* Start Data supplied *

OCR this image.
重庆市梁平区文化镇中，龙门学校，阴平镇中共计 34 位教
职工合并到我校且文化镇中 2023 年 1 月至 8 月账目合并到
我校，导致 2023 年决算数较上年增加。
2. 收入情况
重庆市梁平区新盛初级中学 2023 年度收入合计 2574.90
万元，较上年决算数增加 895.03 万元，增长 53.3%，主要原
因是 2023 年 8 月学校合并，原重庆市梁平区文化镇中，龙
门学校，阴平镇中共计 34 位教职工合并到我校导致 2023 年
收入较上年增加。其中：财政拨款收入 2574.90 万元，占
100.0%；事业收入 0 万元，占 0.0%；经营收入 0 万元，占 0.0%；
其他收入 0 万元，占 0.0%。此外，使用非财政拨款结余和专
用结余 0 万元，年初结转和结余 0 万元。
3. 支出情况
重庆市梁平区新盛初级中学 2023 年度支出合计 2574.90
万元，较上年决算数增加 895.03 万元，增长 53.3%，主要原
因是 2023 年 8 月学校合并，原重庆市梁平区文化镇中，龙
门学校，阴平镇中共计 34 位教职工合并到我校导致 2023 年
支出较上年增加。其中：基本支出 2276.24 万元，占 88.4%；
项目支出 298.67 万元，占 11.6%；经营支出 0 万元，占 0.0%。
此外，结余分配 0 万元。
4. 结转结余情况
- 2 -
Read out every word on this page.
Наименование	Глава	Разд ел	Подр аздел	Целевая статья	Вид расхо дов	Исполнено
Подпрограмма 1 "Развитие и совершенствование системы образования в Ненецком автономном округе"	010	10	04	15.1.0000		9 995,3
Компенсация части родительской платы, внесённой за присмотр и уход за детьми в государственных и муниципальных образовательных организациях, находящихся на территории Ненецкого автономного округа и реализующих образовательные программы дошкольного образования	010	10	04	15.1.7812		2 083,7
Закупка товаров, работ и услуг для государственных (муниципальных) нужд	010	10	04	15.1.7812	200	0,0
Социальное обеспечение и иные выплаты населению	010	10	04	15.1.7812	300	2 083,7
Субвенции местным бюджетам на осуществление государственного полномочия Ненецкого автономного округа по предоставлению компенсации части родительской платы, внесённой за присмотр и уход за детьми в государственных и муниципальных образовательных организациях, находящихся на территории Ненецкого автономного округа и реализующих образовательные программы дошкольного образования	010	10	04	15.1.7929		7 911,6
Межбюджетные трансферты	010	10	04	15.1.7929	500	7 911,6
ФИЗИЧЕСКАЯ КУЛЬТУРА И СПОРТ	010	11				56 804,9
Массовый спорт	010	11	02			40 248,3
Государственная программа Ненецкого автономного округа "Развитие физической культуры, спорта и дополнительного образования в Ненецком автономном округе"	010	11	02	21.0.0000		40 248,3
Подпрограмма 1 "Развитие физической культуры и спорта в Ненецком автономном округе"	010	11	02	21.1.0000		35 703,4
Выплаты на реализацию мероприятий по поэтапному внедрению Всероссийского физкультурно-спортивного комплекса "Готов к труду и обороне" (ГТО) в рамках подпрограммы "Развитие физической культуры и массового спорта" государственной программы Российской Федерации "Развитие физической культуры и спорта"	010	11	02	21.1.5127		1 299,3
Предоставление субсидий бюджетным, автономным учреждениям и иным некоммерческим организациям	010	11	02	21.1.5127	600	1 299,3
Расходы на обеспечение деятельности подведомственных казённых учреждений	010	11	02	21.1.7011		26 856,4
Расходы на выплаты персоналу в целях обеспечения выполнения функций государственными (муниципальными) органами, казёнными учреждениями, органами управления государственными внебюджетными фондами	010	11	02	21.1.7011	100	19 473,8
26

* End Data supplied *

### What is required
Extract the complete set of records unchanged.

### Response to this task
OCR this image.
重庆市梁平区文化镇中，龙门学校，阴平镇中共计 34 位教
职工合并到我校且文化镇中 2023 年 1 月至 8 月账目合并到
我校，导致 2023 年决算数较上年增加。
2. 收入情况
重庆市梁平区新盛初级中学 2023 年度收入合计 2574.90
万元，较上年决算数增加 895.03 万元，增长 53.3%，主要原
因是 2023 年 8 月学校合并，原重庆市梁平区文化镇中，龙
门学校，阴平镇中共计 34 位教职工合并到我校导致 2023 年
收入较上年增加。其中：财政拨款收入 2574.90 万元，占
100.0%；事业收入 0 万元，占 0.0%；经营收入 0 万元，占 0.0%；
其他收入 0 万元，占 0.0%。此外，使用非财政拨款结余和专
用结余 0 万元，年初结转和结余 0 万元。
3. 支出情况
重庆市梁平区新盛初级中学 2023 年度支出合计 2574.90
万元，较上年决算数增加 895.03 万元，增长 53.3%，主要原
因是 2023 年 8 月学校合并，原重庆市梁平区文化镇中，龙
门学校，阴平镇中共计 34 位教职工合并到我校导致 2023 年
支出较上年增加。其中：基本支出 2276.24 万元，占 88.4%；
项目支出 298.67 万元，占 11.6%；经营支出 0 万元，占 0.0%。
此外，结余分配 0 万元。
4. 结转结余情况
- 2 -
Read out every word on this page.
Наименование	Глава	Разд ел	Подр аздел	Целевая статья	Вид расхо дов	Исполнено
Подпрограмма 1 "Развитие и совершенствование системы образования в Ненецком автономном округе"	010	10	04	15.1.0000		9 995,3
Компенсация части родительской платы, внесённой за присмотр и уход за детьми в государственных и муниципальных образовательных организациях, находящихся на территории Ненецкого автономного округа и реализующих образовательные программы дошкольного образования	010	10	04	15.1.7812		2 083,7
Закупка товаров, работ и услуг для государственных (муниципальных) нужд	010	10	04	15.1.7812	200	0,0
Социальное обеспечение и иные выплаты населению	010	10	04	15.1.7812	300	2 083,7
Субвенции местным бюджетам на осуществление государственного полномочия Ненецкого автономного округа по предоставлению компенсации части родительской платы, внесённой за присмотр и уход за детьми в государственных и муниципальных образовательных организациях, находящихся на территории Ненецкого автономного округа и реализующих образовательные программы дошкольного образования	010	10	04	15.1.7929		7 911,6
Межбюджетные трансферты	010	10	04	15.1.7929	500	7 911,6
ФИЗИЧЕСКАЯ КУЛЬТУРА И СПОРТ	010	11				56 804,9
Массовый спорт	010	11	02			40 248,3
Государственная программа Ненецкого автономного округа "Развитие физической культуры, спорта и дополнительного образования в Ненецком автономном округе"	010	11	02	21.0.0000		40 248,3
Подпрограмма 1 "Развитие физической культуры и спорта в Ненецком автономном округе"	010	11	02	21.1.0000		35 703,4
Выплаты на реализацию мероприятий по поэтапному внедрению Всероссийского физкультурно-спортивного комплекса "Готов к труду и обороне" (ГТО) в рамках подпрограммы "Развитие физической культуры и массового спорта" государственной программы Российской Федерации "Развитие физической культуры и спорта"	010	11	02	21.1.5127		1 299,3
Предоставление субсидий бюджетным, автономным учреждениям и иным некоммерческим организациям	010	11	02	21.1.5127	600	1 299,3
Расходы на обеспечение деятельности подведомственных казённых учреждений	010	11	02	21.1.7011		26 856,4
Расходы на выплаты персоналу в целях обеспечения выполнения функций государственными (муниципальными) органами, казёнными учреждениями, органами управления государственными внебюджетными фондами	010	11	02	21.1.7011	100	19 473,8
26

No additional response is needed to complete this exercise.